» **Task to carry out**
Reproduce every line of the data below verbatim, omitting the pictures from your answer.

(Element-and-box listings)
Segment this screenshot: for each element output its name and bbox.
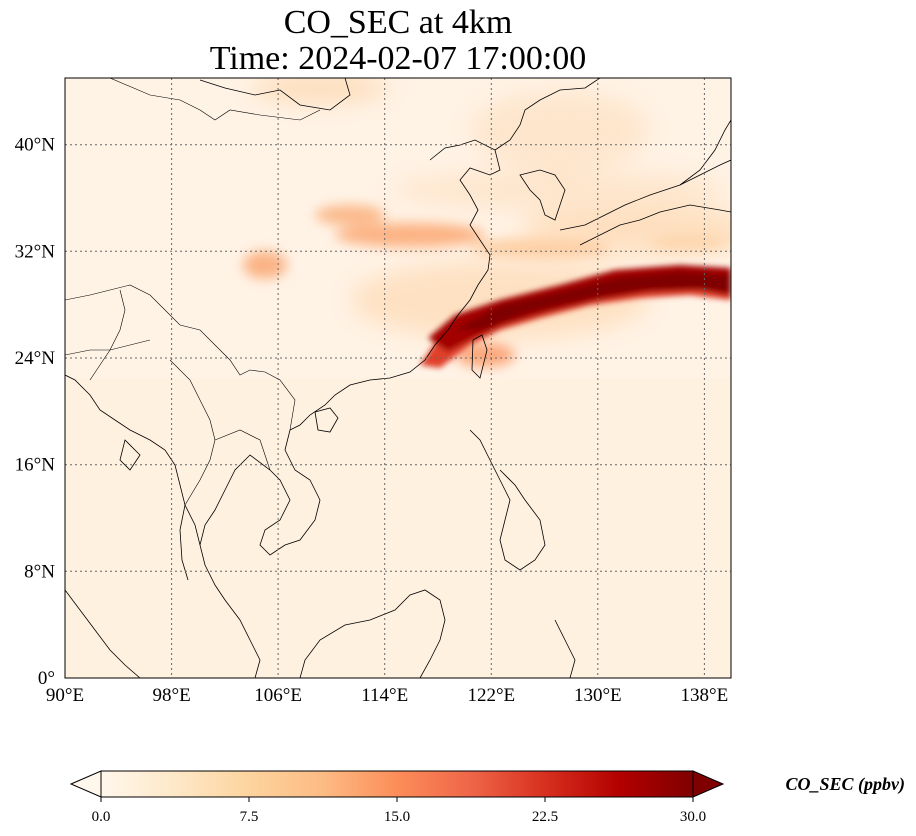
coastlines <box>65 78 731 678</box>
concentration-field <box>65 78 731 678</box>
lat-tick-label: 40°N <box>15 135 56 156</box>
map-title-line-1: CO_SEC at 4km <box>283 4 513 41</box>
lat-tick-label: 24°N <box>15 348 56 369</box>
colorbar-label: CO_SEC (ppbv) <box>785 774 905 795</box>
lon-tick-label: 138°E <box>681 685 729 706</box>
lon-tick-label: 90°E <box>46 685 84 706</box>
lon-tick-label: 106°E <box>254 685 302 706</box>
colorbar-tick-label: 0.0 <box>92 809 111 825</box>
colorbar-max-extend <box>692 770 725 798</box>
colorbar-tick-label: 7.5 <box>240 809 259 825</box>
lat-tick-label: 0° <box>38 668 55 689</box>
lon-tick-label: 122°E <box>467 685 515 706</box>
map-frame <box>64 77 732 679</box>
colorbar-tick-label: 22.5 <box>532 809 558 825</box>
map-title-line-2: Time: 2024-02-07 17:00:00 <box>209 40 587 77</box>
colorbar: 0.0 7.5 15.0 22.5 30.0 CO_SEC (ppbv) <box>69 770 905 825</box>
lon-tick-label: 98°E <box>152 685 190 706</box>
lat-tick-label: 16°N <box>15 455 56 476</box>
colorbar-min-extend <box>69 770 102 798</box>
lat-tick-label: 32°N <box>15 241 56 262</box>
colorbar-tick-label: 30.0 <box>680 809 706 825</box>
colorbar-gradient <box>100 770 694 798</box>
lat-tick-label: 8°N <box>24 561 55 582</box>
lon-tick-label: 130°E <box>574 685 622 706</box>
colorbar-tick-label: 15.0 <box>384 809 410 825</box>
lon-tick-label: 114°E <box>361 685 408 706</box>
gridlines <box>65 78 731 678</box>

» **Result**
Segment this screenshot: for each element output its name and bbox.
coastlines <box>65 78 731 678</box>
concentration-field <box>65 78 731 678</box>
lat-tick-label: 40°N <box>15 135 56 156</box>
map-title-line-1: CO_SEC at 4km <box>283 4 513 41</box>
lat-tick-label: 24°N <box>15 348 56 369</box>
colorbar-label: CO_SEC (ppbv) <box>785 774 905 795</box>
lon-tick-label: 138°E <box>681 685 729 706</box>
lon-tick-label: 90°E <box>46 685 84 706</box>
lon-tick-label: 106°E <box>254 685 302 706</box>
colorbar-tick-label: 0.0 <box>92 809 111 825</box>
colorbar-max-extend <box>692 770 725 798</box>
colorbar-tick-label: 7.5 <box>240 809 259 825</box>
lat-tick-label: 0° <box>38 668 55 689</box>
lon-tick-label: 122°E <box>467 685 515 706</box>
map-frame <box>64 77 732 679</box>
colorbar-tick-label: 22.5 <box>532 809 558 825</box>
map-title-line-2: Time: 2024-02-07 17:00:00 <box>209 40 587 77</box>
colorbar: 0.0 7.5 15.0 22.5 30.0 CO_SEC (ppbv) <box>69 770 905 825</box>
lon-tick-label: 98°E <box>152 685 190 706</box>
lat-tick-label: 16°N <box>15 455 56 476</box>
colorbar-min-extend <box>69 770 102 798</box>
lat-tick-label: 32°N <box>15 241 56 262</box>
colorbar-tick-label: 30.0 <box>680 809 706 825</box>
colorbar-gradient <box>100 770 694 798</box>
lat-tick-label: 8°N <box>24 561 55 582</box>
lon-tick-label: 130°E <box>574 685 622 706</box>
colorbar-tick-label: 15.0 <box>384 809 410 825</box>
lon-tick-label: 114°E <box>361 685 408 706</box>
gridlines <box>65 78 731 678</box>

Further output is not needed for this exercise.